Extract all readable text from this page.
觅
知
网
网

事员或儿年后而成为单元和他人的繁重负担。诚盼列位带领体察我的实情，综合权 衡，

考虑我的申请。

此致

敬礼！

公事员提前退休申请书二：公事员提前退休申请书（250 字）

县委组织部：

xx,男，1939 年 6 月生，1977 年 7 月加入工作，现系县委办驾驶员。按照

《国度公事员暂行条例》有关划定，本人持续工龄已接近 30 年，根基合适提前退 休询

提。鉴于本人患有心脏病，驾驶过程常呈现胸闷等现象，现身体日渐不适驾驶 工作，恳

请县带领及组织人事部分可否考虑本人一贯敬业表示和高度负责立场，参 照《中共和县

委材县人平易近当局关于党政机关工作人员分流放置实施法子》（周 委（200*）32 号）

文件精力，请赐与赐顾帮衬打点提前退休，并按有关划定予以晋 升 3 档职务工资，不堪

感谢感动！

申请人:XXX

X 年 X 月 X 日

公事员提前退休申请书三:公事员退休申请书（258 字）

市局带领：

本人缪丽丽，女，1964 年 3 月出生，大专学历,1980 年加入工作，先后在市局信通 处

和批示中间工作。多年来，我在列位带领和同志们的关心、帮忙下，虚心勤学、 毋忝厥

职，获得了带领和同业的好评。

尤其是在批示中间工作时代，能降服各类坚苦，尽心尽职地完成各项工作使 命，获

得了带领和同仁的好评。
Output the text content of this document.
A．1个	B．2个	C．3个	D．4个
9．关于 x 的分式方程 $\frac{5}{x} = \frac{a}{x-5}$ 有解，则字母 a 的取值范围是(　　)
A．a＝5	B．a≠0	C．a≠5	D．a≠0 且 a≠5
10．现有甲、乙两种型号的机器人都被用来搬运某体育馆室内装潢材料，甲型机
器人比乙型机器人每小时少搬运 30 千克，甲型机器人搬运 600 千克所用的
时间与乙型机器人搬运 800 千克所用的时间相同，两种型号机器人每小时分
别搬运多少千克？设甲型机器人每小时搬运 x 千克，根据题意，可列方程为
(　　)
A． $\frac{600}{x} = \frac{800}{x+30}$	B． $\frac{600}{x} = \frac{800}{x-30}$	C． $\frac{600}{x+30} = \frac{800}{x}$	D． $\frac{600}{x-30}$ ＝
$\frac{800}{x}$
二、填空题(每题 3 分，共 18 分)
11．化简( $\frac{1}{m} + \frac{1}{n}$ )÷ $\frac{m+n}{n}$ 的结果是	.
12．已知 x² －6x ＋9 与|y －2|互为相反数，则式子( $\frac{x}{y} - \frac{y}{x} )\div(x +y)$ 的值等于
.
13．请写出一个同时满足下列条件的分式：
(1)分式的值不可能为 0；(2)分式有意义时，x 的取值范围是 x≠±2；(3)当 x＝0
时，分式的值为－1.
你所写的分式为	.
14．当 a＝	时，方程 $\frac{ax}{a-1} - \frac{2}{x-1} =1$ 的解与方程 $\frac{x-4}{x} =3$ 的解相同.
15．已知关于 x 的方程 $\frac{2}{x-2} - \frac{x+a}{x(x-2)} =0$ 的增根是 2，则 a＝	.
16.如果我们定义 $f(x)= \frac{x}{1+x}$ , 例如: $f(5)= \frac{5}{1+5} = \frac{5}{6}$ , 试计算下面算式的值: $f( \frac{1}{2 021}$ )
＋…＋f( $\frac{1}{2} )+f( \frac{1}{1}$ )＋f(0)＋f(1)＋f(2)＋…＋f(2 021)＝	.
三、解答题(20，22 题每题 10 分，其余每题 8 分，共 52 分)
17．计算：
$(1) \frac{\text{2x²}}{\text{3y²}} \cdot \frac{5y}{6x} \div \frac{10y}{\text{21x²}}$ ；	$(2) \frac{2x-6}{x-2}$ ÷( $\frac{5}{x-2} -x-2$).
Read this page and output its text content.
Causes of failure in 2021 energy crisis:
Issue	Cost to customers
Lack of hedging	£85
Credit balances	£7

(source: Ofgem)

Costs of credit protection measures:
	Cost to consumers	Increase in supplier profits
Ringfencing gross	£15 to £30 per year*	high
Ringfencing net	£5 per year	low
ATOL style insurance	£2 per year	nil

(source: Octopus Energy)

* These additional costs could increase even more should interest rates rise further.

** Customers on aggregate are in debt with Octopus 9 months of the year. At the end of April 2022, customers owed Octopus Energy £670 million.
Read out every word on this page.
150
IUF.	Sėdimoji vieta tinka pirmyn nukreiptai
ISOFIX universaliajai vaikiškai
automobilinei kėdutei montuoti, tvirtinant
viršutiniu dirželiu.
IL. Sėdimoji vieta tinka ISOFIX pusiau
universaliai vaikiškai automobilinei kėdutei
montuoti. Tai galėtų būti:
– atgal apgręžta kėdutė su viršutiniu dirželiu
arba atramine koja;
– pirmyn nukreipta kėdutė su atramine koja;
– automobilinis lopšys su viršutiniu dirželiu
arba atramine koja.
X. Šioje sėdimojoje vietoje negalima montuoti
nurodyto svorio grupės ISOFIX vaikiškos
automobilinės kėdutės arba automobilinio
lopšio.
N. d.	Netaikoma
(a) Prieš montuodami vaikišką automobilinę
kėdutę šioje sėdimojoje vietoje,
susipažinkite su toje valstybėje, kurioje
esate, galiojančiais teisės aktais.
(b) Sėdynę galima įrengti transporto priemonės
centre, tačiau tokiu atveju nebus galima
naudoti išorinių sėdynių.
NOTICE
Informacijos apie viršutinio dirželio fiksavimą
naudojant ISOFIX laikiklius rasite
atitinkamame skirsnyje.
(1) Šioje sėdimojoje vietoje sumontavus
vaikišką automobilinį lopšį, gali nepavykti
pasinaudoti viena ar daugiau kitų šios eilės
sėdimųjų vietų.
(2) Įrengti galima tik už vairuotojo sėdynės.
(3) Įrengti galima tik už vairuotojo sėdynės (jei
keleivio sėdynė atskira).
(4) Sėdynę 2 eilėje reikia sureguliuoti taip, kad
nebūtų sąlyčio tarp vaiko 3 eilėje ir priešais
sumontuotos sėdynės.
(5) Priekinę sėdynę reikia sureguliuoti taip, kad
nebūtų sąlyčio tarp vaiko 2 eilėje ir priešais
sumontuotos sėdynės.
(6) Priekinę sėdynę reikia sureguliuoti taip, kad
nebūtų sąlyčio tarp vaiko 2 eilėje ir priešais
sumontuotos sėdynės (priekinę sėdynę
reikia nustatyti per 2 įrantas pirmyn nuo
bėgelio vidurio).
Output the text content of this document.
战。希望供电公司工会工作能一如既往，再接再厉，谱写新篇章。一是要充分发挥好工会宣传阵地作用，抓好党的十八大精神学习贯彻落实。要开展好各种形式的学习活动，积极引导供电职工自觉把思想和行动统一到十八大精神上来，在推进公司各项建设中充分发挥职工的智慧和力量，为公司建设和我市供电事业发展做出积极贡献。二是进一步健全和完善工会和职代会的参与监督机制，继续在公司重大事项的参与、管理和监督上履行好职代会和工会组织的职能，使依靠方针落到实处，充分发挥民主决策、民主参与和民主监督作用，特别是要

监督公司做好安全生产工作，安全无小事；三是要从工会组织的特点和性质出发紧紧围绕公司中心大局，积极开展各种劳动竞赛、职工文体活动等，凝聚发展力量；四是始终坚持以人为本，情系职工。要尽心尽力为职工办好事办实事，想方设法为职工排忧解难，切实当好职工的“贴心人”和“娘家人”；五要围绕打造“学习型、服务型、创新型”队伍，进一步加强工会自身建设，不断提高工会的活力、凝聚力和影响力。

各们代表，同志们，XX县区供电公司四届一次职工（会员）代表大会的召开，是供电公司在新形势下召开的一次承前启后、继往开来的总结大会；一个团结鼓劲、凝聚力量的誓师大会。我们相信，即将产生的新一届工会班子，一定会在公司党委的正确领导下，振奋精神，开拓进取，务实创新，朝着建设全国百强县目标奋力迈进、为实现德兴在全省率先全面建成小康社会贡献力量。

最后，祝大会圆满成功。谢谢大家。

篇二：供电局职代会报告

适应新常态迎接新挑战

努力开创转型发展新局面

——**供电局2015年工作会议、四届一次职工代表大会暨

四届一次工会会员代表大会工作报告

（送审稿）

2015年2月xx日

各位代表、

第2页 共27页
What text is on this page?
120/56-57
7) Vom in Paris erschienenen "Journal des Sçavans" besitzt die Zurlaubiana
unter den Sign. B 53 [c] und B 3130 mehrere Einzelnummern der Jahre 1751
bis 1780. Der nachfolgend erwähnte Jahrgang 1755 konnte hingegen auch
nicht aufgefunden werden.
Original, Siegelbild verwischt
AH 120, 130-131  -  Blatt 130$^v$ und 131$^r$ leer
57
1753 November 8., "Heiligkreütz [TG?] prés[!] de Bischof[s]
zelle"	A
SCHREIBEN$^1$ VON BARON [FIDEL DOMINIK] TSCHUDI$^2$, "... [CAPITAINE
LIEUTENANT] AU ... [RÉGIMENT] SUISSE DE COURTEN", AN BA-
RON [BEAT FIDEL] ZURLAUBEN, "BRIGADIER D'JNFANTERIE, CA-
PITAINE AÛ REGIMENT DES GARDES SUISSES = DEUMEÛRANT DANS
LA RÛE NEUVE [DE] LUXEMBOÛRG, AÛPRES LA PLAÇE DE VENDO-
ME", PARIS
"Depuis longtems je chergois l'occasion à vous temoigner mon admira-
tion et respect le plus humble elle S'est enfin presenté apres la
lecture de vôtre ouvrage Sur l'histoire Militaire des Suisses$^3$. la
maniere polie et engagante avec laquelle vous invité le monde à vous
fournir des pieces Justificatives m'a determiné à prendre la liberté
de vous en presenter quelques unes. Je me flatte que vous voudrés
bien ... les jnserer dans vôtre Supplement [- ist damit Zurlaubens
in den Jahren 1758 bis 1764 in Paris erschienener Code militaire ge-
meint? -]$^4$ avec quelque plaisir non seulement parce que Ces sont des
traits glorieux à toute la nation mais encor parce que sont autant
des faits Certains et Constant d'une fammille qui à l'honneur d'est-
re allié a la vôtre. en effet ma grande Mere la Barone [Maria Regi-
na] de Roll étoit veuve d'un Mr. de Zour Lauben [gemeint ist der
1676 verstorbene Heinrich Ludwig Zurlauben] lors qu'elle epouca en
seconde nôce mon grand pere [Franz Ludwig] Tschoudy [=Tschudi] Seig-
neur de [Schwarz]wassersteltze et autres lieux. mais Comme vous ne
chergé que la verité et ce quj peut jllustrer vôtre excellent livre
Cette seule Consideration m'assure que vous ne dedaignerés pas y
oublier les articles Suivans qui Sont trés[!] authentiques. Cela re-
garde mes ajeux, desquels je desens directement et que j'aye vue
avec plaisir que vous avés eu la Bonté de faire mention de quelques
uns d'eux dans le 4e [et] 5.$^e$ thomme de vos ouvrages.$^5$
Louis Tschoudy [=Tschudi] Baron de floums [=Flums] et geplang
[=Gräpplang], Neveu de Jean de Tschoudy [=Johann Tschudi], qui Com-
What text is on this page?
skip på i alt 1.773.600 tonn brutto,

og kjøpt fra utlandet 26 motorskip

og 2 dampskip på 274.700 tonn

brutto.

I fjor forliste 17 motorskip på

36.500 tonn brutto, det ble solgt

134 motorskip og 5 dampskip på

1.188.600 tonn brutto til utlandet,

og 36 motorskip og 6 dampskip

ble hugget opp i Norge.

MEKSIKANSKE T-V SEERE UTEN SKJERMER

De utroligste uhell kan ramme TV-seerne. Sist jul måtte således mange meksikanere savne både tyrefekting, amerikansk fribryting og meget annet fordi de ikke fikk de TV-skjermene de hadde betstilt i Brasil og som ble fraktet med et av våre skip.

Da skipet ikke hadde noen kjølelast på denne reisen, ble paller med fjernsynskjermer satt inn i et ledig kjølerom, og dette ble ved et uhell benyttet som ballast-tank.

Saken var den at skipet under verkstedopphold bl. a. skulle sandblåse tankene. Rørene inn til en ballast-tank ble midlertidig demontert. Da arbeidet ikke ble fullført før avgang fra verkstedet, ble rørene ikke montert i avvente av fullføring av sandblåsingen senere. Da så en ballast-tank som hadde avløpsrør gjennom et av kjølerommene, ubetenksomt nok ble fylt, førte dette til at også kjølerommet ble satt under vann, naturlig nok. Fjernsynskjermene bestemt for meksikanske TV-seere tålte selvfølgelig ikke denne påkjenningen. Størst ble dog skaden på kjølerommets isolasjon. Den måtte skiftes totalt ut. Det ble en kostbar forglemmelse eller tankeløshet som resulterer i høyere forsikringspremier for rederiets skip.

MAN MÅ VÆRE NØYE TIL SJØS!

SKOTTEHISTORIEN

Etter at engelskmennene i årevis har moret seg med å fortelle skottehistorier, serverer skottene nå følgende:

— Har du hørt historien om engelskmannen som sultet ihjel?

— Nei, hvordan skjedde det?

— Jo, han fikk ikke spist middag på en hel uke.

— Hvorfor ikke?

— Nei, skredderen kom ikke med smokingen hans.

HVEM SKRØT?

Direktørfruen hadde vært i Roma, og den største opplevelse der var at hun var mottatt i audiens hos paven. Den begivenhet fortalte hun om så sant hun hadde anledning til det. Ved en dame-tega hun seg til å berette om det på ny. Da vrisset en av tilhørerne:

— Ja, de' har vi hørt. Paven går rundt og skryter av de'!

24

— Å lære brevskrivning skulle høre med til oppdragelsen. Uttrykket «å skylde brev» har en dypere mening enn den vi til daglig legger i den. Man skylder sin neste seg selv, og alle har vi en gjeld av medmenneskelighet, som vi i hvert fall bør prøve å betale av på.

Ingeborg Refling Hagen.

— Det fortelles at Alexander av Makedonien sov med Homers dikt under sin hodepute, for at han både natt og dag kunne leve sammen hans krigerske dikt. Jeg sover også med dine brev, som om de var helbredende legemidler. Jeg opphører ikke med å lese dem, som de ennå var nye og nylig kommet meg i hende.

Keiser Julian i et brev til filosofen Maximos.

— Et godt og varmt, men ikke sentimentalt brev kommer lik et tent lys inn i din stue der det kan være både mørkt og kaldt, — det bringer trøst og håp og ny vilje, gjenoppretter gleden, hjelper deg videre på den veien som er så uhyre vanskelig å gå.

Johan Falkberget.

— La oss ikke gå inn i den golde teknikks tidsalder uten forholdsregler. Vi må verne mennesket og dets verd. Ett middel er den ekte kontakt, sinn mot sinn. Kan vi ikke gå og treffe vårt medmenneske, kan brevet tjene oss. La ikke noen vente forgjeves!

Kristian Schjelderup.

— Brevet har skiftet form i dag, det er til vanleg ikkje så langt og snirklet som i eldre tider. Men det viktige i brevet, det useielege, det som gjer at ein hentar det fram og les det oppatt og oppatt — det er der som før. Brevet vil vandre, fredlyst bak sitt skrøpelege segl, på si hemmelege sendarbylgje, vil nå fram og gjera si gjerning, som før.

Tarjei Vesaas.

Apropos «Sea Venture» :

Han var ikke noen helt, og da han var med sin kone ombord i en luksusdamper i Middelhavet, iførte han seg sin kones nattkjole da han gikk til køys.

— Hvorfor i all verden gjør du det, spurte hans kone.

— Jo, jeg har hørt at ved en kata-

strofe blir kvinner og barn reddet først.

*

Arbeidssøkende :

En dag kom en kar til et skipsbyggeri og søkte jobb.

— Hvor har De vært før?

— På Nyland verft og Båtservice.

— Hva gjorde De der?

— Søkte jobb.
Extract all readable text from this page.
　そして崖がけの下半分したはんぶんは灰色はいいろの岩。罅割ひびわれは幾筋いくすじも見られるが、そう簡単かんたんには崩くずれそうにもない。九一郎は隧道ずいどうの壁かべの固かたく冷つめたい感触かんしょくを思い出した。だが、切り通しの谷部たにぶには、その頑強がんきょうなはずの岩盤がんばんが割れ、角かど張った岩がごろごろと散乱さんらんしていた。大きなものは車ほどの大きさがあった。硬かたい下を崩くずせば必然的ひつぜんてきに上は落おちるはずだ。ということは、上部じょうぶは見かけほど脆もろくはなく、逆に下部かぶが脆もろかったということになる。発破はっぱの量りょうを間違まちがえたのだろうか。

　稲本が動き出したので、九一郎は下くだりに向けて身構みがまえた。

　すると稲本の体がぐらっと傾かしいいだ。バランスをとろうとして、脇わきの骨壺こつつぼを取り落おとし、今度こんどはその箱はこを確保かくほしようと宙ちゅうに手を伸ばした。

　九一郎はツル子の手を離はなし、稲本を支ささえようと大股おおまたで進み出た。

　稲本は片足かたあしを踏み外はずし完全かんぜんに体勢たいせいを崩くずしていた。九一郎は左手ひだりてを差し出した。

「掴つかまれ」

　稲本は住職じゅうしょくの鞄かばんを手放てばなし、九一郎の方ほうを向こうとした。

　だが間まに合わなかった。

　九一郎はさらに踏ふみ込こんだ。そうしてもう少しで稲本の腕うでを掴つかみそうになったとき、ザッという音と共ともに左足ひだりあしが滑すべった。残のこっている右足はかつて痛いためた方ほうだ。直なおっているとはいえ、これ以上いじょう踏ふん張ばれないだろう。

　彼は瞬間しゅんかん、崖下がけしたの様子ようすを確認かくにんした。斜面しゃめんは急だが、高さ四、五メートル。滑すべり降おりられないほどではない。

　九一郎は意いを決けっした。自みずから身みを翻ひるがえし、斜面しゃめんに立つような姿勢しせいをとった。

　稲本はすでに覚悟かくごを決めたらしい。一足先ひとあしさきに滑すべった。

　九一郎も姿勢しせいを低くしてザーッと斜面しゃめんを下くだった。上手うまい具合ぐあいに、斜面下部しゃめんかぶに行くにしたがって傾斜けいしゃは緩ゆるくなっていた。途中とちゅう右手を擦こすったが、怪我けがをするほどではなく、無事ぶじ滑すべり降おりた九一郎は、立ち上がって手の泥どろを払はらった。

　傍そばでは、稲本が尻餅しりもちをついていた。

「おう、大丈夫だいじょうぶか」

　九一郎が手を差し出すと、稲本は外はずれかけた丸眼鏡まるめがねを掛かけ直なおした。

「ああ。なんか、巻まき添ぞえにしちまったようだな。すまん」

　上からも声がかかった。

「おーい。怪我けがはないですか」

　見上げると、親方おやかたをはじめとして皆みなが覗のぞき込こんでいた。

════

*Do this:*
Look through the data above. Find each line with the string "arba" and copy it.

*Result below:*
arba atramine koja;
arba atramine koja.
automobilinės kėdutės arba automobilinio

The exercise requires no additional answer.